Prompt: Repeat each line word for word.

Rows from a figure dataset
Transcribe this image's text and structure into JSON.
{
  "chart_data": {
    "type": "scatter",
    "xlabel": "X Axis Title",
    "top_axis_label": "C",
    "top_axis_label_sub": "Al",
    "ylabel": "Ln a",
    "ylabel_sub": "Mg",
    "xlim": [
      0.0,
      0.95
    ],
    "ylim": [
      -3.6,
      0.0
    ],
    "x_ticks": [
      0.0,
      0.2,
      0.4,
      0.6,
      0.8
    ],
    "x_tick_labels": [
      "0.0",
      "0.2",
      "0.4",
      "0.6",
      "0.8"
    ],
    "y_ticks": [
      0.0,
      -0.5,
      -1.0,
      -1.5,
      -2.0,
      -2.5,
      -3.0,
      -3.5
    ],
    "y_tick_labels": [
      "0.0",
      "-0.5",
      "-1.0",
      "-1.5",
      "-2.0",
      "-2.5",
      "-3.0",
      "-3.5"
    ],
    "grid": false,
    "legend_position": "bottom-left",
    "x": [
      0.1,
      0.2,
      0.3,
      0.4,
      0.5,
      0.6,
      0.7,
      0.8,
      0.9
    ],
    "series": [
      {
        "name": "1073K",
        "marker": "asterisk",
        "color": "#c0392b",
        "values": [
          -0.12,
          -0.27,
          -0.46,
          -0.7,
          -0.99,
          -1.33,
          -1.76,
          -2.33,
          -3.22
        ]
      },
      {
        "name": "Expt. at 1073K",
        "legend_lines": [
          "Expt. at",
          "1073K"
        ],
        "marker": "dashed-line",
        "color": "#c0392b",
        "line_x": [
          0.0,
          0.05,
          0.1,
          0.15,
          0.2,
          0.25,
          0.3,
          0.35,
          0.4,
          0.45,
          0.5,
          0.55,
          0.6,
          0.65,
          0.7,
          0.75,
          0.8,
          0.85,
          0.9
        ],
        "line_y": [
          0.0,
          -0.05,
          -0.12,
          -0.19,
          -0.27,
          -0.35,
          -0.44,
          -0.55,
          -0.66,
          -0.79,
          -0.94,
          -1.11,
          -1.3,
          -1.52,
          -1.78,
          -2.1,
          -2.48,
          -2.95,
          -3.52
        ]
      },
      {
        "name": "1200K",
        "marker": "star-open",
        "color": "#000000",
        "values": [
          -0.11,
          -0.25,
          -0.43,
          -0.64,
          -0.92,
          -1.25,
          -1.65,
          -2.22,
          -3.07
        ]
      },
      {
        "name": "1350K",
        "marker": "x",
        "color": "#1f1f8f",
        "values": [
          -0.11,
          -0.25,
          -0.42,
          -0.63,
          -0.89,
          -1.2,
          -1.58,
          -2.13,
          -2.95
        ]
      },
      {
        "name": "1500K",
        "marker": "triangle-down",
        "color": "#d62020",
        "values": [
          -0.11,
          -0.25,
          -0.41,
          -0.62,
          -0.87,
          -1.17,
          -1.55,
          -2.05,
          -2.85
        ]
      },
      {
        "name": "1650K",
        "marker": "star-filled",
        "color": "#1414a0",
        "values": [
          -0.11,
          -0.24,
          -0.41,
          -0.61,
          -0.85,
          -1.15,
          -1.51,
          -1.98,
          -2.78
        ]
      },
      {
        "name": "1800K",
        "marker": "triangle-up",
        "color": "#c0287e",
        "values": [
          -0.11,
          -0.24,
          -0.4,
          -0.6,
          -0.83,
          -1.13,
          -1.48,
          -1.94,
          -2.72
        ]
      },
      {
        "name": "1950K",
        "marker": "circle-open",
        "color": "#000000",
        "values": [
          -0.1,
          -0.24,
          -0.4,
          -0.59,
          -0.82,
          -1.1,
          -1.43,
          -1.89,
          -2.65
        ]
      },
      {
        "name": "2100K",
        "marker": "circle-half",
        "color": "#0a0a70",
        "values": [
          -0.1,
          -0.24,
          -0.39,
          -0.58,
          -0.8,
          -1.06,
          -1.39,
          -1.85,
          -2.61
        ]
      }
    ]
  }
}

Solution to the exercise:
Transcribe this image's text and structure into JSON.
{
  "chart_data": {
    "type": "scatter",
    "xlabel": "X Axis Title",
    "top_axis_label": "C",
    "top_axis_label_sub": "Al",
    "ylabel": "Ln a",
    "ylabel_sub": "Mg",
    "xlim": [
      0.0,
      0.95
    ],
    "ylim": [
      -3.6,
      0.0
    ],
    "x_ticks": [
      0.0,
      0.2,
      0.4,
      0.6,
      0.8
    ],
    "x_tick_labels": [
      "0.0",
      "0.2",
      "0.4",
      "0.6",
      "0.8"
    ],
    "y_ticks": [
      0.0,
      -0.5,
      -1.0,
      -1.5,
      -2.0,
      -2.5,
      -3.0,
      -3.5
    ],
    "y_tick_labels": [
      "0.0",
      "-0.5",
      "-1.0",
      "-1.5",
      "-2.0",
      "-2.5",
      "-3.0",
      "-3.5"
    ],
    "grid": false,
    "legend_position": "bottom-left",
    "x": [
      0.1,
      0.2,
      0.3,
      0.4,
      0.5,
      0.6,
      0.7,
      0.8,
      0.9
    ],
    "series": [
      {
        "name": "1073K",
        "marker": "asterisk",
        "color": "#c0392b",
        "values": [
          -0.12,
          -0.27,
          -0.46,
          -0.7,
          -0.99,
          -1.33,
          -1.76,
          -2.33,
          -3.22
        ]
      },
      {
        "name": "Expt. at 1073K",
        "legend_lines": [
          "Expt. at",
          "1073K"
        ],
        "marker": "dashed-line",
        "color": "#c0392b",
        "line_x": [
          0.0,
          0.05,
          0.1,
          0.15,
          0.2,
          0.25,
          0.3,
          0.35,
          0.4,
          0.45,
          0.5,
          0.55,
          0.6,
          0.65,
          0.7,
          0.75,
          0.8,
          0.85,
          0.9
        ],
        "line_y": [
          0.0,
          -0.05,
          -0.12,
          -0.19,
          -0.27,
          -0.35,
          -0.44,
          -0.55,
          -0.66,
          -0.79,
          -0.94,
          -1.11,
          -1.3,
          -1.52,
          -1.78,
          -2.1,
          -2.48,
          -2.95,
          -3.52
        ]
      },
      {
        "name": "1200K",
        "marker": "star-open",
        "color": "#000000",
        "values": [
          -0.11,
          -0.25,
          -0.43,
          -0.64,
          -0.92,
          -1.25,
          -1.65,
          -2.22,
          -3.07
        ]
      },
      {
        "name": "1350K",
        "marker": "x",
        "color": "#1f1f8f",
        "values": [
          -0.11,
          -0.25,
          -0.42,
          -0.63,
          -0.89,
          -1.2,
          -1.58,
          -2.13,
          -2.95
        ]
      },
      {
        "name": "1500K",
        "marker": "triangle-down",
        "color": "#d62020",
        "values": [
          -0.11,
          -0.25,
          -0.41,
          -0.62,
          -0.87,
          -1.17,
          -1.55,
          -2.05,
          -2.85
        ]
      },
      {
        "name": "1650K",
        "marker": "star-filled",
        "color": "#1414a0",
        "values": [
          -0.11,
          -0.24,
          -0.41,
          -0.61,
          -0.85,
          -1.15,
          -1.51,
          -1.98,
          -2.78
        ]
      },
      {
        "name": "1800K",
        "marker": "triangle-up",
        "color": "#c0287e",
        "values": [
          -0.11,
          -0.24,
          -0.4,
          -0.6,
          -0.83,
          -1.13,
          -1.48,
          -1.94,
          -2.72
        ]
      },
      {
        "name": "1950K",
        "marker": "circle-open",
        "color": "#000000",
        "values": [
          -0.1,
          -0.24,
          -0.4,
          -0.59,
          -0.82,
          -1.1,
          -1.43,
          -1.89,
          -2.65
        ]
      },
      {
        "name": "2100K",
        "marker": "circle-half",
        "color": "#0a0a70",
        "values": [
          -0.1,
          -0.24,
          -0.39,
          -0.58,
          -0.8,
          -1.06,
          -1.39,
          -1.85,
          -2.61
        ]
      }
    ]
  }
}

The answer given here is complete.